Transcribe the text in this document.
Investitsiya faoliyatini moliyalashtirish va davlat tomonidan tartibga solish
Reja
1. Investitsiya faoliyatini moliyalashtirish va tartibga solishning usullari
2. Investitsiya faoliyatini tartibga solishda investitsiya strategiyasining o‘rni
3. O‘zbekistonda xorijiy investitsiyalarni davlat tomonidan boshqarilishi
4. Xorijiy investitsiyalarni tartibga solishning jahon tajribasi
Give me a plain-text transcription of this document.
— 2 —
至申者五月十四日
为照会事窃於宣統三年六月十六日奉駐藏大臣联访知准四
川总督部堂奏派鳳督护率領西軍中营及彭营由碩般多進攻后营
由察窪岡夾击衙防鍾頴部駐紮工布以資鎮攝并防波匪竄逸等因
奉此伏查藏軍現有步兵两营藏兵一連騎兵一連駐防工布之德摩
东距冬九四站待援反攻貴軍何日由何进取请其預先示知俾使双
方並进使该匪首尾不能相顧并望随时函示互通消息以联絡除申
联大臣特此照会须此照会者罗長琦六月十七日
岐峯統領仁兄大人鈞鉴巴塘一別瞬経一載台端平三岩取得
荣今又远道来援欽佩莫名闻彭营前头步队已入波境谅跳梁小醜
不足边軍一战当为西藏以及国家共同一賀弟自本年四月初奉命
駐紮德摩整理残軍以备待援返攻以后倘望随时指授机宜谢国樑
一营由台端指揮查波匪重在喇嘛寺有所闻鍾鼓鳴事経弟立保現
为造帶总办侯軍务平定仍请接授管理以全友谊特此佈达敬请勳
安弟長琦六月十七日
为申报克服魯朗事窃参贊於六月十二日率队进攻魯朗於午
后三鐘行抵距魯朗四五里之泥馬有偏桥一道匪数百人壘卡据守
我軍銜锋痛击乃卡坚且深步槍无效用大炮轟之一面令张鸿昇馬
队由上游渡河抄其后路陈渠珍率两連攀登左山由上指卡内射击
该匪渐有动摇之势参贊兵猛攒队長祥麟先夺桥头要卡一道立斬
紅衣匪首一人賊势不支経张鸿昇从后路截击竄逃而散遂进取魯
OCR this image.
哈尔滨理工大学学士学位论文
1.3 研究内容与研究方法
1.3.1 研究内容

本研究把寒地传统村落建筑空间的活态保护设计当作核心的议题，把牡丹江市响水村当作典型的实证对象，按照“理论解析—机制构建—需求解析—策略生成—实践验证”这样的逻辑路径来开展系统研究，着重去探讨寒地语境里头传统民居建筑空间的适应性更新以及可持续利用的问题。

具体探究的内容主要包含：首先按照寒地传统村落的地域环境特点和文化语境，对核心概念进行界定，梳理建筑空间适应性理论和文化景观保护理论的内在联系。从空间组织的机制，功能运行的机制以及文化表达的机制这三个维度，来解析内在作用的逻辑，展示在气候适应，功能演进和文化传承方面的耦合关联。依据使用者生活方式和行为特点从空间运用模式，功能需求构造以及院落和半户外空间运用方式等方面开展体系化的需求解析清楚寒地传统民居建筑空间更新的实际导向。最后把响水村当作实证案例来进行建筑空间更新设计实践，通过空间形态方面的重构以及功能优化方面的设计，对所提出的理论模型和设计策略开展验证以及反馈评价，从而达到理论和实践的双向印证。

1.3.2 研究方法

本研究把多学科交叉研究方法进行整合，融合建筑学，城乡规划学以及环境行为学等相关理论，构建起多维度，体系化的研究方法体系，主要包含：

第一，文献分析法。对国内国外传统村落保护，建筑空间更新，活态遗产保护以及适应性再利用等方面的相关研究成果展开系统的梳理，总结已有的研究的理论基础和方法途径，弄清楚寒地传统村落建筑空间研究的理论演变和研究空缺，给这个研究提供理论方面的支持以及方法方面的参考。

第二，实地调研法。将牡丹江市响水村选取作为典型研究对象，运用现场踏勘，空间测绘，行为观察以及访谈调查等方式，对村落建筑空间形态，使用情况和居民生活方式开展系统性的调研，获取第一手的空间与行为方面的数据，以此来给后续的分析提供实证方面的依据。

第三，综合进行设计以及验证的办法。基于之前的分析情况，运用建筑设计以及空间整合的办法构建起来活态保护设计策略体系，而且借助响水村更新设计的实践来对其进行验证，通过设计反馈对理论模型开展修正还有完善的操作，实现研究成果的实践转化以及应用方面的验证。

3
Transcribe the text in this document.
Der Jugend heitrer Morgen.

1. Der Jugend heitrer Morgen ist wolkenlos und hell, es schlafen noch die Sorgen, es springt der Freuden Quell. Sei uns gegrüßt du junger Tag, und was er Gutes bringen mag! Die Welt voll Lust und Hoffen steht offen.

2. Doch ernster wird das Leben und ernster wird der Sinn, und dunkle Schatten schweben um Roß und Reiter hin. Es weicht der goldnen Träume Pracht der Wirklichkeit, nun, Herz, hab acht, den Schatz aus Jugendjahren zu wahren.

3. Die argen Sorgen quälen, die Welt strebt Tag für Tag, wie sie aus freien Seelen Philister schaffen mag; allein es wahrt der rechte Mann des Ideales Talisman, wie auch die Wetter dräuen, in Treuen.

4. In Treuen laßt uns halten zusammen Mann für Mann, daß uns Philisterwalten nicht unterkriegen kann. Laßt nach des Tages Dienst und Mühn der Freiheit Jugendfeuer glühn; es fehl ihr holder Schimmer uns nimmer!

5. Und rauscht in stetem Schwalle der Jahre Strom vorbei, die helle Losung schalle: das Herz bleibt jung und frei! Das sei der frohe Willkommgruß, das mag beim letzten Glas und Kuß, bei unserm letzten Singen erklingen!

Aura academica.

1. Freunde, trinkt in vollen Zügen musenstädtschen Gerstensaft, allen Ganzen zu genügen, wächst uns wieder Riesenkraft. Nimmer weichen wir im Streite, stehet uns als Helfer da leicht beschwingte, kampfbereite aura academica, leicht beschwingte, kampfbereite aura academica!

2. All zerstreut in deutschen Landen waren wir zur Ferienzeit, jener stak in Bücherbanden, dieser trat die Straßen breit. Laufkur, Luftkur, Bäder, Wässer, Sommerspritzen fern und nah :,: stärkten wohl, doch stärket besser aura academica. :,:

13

:::

Task details
Write out every line of the material again, exactly as it reads.

Written response
Transcribe the text in this document.
Investitsiya faoliyatini moliyalashtirish va davlat tomonidan tartibga solish
Reja
1. Investitsiya faoliyatini moliyalashtirish va tartibga solishning usullari
2. Investitsiya faoliyatini tartibga solishda investitsiya strategiyasining o‘rni
3. O‘zbekistonda xorijiy investitsiyalarni davlat tomonidan boshqarilishi
4. Xorijiy investitsiyalarni tartibga solishning jahon tajribasi
Give me a plain-text transcription of this document.
— 2 —
至申者五月十四日
为照会事窃於宣統三年六月十六日奉駐藏大臣联访知准四
川总督部堂奏派鳳督护率領西軍中营及彭营由碩般多進攻后营
由察窪岡夾击衙防鍾頴部駐紮工布以資鎮攝并防波匪竄逸等因
奉此伏查藏軍現有步兵两营藏兵一連騎兵一連駐防工布之德摩
东距冬九四站待援反攻貴軍何日由何进取请其預先示知俾使双
方並进使该匪首尾不能相顧并望随时函示互通消息以联絡除申
联大臣特此照会须此照会者罗長琦六月十七日
岐峯統領仁兄大人鈞鉴巴塘一別瞬経一載台端平三岩取得
荣今又远道来援欽佩莫名闻彭营前头步队已入波境谅跳梁小醜
不足边軍一战当为西藏以及国家共同一賀弟自本年四月初奉命
駐紮德摩整理残軍以备待援返攻以后倘望随时指授机宜谢国樑
一营由台端指揮查波匪重在喇嘛寺有所闻鍾鼓鳴事経弟立保現
为造帶总办侯軍务平定仍请接授管理以全友谊特此佈达敬请勳
安弟長琦六月十七日
为申报克服魯朗事窃参贊於六月十二日率队进攻魯朗於午
后三鐘行抵距魯朗四五里之泥馬有偏桥一道匪数百人壘卡据守
我軍銜锋痛击乃卡坚且深步槍无效用大炮轟之一面令张鸿昇馬
队由上游渡河抄其后路陈渠珍率两連攀登左山由上指卡内射击
该匪渐有动摇之势参贊兵猛攒队長祥麟先夺桥头要卡一道立斬
紅衣匪首一人賊势不支経张鸿昇从后路截击竄逃而散遂进取魯
OCR this image.
哈尔滨理工大学学士学位论文
1.3 研究内容与研究方法
1.3.1 研究内容

本研究把寒地传统村落建筑空间的活态保护设计当作核心的议题，把牡丹江市响水村当作典型的实证对象，按照“理论解析—机制构建—需求解析—策略生成—实践验证”这样的逻辑路径来开展系统研究，着重去探讨寒地语境里头传统民居建筑空间的适应性更新以及可持续利用的问题。

具体探究的内容主要包含：首先按照寒地传统村落的地域环境特点和文化语境，对核心概念进行界定，梳理建筑空间适应性理论和文化景观保护理论的内在联系。从空间组织的机制，功能运行的机制以及文化表达的机制这三个维度，来解析内在作用的逻辑，展示在气候适应，功能演进和文化传承方面的耦合关联。依据使用者生活方式和行为特点从空间运用模式，功能需求构造以及院落和半户外空间运用方式等方面开展体系化的需求解析清楚寒地传统民居建筑空间更新的实际导向。最后把响水村当作实证案例来进行建筑空间更新设计实践，通过空间形态方面的重构以及功能优化方面的设计，对所提出的理论模型和设计策略开展验证以及反馈评价，从而达到理论和实践的双向印证。

1.3.2 研究方法

本研究把多学科交叉研究方法进行整合，融合建筑学，城乡规划学以及环境行为学等相关理论，构建起多维度，体系化的研究方法体系，主要包含：

第一，文献分析法。对国内国外传统村落保护，建筑空间更新，活态遗产保护以及适应性再利用等方面的相关研究成果展开系统的梳理，总结已有的研究的理论基础和方法途径，弄清楚寒地传统村落建筑空间研究的理论演变和研究空缺，给这个研究提供理论方面的支持以及方法方面的参考。

第二，实地调研法。将牡丹江市响水村选取作为典型研究对象，运用现场踏勘，空间测绘，行为观察以及访谈调查等方式，对村落建筑空间形态，使用情况和居民生活方式开展系统性的调研，获取第一手的空间与行为方面的数据，以此来给后续的分析提供实证方面的依据。

第三，综合进行设计以及验证的办法。基于之前的分析情况，运用建筑设计以及空间整合的办法构建起来活态保护设计策略体系，而且借助响水村更新设计的实践来对其进行验证，通过设计反馈对理论模型开展修正还有完善的操作，实现研究成果的实践转化以及应用方面的验证。

3
Transcribe the text in this document.
Der Jugend heitrer Morgen.

1. Der Jugend heitrer Morgen ist wolkenlos und hell, es schlafen noch die Sorgen, es springt der Freuden Quell. Sei uns gegrüßt du junger Tag, und was er Gutes bringen mag! Die Welt voll Lust und Hoffen steht offen.

2. Doch ernster wird das Leben und ernster wird der Sinn, und dunkle Schatten schweben um Roß und Reiter hin. Es weicht der goldnen Träume Pracht der Wirklichkeit, nun, Herz, hab acht, den Schatz aus Jugendjahren zu wahren.

3. Die argen Sorgen quälen, die Welt strebt Tag für Tag, wie sie aus freien Seelen Philister schaffen mag; allein es wahrt der rechte Mann des Ideales Talisman, wie auch die Wetter dräuen, in Treuen.

4. In Treuen laßt uns halten zusammen Mann für Mann, daß uns Philisterwalten nicht unterkriegen kann. Laßt nach des Tages Dienst und Mühn der Freiheit Jugendfeuer glühn; es fehl ihr holder Schimmer uns nimmer!

5. Und rauscht in stetem Schwalle der Jahre Strom vorbei, die helle Losung schalle: das Herz bleibt jung und frei! Das sei der frohe Willkommgruß, das mag beim letzten Glas und Kuß, bei unserm letzten Singen erklingen!

Aura academica.

1. Freunde, trinkt in vollen Zügen musenstädtschen Gerstensaft, allen Ganzen zu genügen, wächst uns wieder Riesenkraft. Nimmer weichen wir im Streite, stehet uns als Helfer da leicht beschwingte, kampfbereite aura academica, leicht beschwingte, kampfbereite aura academica!

2. All zerstreut in deutschen Landen waren wir zur Ferienzeit, jener stak in Bücherbanden, dieser trat die Straßen breit. Laufkur, Luftkur, Bäder, Wässer, Sommerspritzen fern und nah :,: stärkten wohl, doch stärket besser aura academica. :,:

13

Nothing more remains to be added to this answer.